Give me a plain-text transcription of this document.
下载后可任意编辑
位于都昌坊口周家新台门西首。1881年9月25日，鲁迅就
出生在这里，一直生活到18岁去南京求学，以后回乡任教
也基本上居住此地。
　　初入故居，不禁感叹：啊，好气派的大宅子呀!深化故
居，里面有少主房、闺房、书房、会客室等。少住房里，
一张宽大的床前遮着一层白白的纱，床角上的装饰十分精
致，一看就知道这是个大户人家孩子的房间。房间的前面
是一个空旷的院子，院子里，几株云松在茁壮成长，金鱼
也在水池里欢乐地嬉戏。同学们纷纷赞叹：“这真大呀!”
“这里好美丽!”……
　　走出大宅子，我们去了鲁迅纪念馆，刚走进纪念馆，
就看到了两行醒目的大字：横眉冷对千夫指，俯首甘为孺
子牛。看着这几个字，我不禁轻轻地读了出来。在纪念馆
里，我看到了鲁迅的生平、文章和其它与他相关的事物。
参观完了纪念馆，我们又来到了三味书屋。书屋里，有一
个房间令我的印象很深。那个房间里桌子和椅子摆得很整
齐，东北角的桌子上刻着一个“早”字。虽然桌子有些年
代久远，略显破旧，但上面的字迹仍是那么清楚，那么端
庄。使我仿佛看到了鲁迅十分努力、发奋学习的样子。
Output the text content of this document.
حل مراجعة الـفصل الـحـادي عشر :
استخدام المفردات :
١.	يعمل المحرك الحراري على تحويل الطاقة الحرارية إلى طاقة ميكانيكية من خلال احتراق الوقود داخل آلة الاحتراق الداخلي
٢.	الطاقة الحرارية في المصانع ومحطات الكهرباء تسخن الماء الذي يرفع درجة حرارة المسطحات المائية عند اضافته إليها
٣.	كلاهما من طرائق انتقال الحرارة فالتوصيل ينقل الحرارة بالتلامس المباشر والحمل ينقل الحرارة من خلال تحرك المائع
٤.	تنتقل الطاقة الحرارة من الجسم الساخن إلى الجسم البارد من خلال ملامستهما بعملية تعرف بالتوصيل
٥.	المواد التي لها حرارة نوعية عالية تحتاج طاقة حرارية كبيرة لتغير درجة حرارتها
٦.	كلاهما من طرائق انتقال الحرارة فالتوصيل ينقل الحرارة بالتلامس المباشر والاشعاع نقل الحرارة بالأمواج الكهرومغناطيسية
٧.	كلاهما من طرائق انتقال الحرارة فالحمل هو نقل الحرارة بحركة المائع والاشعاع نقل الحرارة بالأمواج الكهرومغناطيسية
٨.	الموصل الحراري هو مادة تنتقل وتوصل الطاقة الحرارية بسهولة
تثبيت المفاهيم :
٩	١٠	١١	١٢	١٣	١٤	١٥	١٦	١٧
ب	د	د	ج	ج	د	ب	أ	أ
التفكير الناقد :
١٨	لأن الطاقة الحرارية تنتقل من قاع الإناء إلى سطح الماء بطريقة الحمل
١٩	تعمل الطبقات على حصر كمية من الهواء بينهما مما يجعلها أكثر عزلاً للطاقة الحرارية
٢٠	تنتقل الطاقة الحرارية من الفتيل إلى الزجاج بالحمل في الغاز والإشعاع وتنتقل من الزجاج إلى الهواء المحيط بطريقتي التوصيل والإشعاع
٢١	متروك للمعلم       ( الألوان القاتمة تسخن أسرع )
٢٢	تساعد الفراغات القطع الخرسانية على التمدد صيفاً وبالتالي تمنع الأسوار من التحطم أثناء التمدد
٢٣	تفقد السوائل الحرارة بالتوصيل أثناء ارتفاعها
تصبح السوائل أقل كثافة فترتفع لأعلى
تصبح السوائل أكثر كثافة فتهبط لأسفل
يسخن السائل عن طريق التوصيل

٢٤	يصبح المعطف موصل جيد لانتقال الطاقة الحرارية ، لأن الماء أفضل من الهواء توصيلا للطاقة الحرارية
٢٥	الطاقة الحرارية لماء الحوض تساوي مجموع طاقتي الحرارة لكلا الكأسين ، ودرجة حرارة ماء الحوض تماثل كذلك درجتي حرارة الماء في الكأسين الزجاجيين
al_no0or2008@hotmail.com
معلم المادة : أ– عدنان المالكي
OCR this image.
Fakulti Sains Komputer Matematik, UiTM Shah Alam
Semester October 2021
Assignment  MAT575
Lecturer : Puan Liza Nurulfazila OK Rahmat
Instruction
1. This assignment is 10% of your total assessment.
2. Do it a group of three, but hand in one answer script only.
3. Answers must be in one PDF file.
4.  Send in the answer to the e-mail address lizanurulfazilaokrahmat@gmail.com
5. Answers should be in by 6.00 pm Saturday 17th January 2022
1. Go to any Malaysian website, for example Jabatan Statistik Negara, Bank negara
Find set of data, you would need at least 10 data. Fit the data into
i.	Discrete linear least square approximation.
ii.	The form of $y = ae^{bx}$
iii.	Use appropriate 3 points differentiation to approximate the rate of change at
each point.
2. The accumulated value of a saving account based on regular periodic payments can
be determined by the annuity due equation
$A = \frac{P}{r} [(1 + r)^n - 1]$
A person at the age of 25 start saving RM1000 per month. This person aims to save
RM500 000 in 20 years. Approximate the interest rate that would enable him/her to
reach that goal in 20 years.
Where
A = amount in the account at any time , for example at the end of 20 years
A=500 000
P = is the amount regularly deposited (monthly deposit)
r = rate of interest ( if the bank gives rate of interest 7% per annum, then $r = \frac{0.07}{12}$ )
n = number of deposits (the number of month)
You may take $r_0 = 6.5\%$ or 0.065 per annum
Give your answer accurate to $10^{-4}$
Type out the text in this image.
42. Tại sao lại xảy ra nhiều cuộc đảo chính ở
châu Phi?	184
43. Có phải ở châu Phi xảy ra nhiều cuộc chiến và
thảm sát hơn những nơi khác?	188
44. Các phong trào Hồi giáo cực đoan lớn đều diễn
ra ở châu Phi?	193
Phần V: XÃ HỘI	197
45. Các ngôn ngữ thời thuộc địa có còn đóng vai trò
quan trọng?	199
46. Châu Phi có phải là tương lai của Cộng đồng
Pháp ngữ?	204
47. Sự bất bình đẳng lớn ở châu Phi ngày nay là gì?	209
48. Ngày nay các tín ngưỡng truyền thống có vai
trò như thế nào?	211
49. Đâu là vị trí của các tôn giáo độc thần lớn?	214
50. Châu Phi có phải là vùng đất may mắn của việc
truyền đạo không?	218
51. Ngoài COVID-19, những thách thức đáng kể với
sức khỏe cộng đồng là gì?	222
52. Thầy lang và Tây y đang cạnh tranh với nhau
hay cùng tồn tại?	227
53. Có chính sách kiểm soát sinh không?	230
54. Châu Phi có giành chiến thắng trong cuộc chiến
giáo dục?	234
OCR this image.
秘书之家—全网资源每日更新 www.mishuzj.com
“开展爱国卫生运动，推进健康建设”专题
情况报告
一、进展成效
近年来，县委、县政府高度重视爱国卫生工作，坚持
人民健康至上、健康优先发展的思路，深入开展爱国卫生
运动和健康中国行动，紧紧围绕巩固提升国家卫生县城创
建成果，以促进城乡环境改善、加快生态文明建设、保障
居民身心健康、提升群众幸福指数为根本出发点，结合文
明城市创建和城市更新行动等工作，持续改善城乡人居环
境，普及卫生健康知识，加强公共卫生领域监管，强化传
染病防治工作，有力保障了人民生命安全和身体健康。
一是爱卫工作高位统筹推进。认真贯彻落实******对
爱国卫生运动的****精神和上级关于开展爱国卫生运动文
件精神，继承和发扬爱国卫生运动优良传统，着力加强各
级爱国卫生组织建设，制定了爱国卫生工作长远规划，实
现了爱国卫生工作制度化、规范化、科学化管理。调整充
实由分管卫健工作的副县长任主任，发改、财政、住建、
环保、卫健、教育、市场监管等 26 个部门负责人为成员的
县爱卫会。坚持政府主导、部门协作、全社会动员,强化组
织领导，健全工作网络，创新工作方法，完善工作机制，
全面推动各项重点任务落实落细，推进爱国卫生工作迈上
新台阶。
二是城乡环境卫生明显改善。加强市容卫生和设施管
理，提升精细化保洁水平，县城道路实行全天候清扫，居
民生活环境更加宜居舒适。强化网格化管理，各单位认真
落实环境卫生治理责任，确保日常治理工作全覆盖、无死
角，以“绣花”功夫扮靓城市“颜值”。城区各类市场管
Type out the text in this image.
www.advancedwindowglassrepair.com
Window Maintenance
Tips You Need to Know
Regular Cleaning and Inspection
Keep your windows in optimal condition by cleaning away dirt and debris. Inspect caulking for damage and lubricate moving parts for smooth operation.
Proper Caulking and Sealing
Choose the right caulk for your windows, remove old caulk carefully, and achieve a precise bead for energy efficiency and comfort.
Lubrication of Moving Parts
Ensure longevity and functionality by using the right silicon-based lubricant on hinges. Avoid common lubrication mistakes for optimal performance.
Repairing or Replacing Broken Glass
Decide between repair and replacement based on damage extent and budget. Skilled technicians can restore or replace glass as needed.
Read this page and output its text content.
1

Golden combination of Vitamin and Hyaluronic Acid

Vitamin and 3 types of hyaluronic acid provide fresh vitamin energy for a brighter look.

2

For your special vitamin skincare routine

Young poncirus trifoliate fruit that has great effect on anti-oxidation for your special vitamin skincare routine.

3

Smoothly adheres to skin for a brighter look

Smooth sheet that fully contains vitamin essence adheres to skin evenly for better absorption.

### EXERCISE REQUIREMENTS
In the records above, locate the line that contains "Read this page and output its text content.". Repeat it and every line after it, exactly, and nothing else.

### WRITTEN RESPONSE
Read this page and output its text content.
1

Golden combination of Vitamin and Hyaluronic Acid

Vitamin and 3 types of hyaluronic acid provide fresh vitamin energy for a brighter look.

2

For your special vitamin skincare routine

Young poncirus trifoliate fruit that has great effect on anti-oxidation for your special vitamin skincare routine.

3

Smoothly adheres to skin for a brighter look

Smooth sheet that fully contains vitamin essence adheres to skin evenly for better absorption.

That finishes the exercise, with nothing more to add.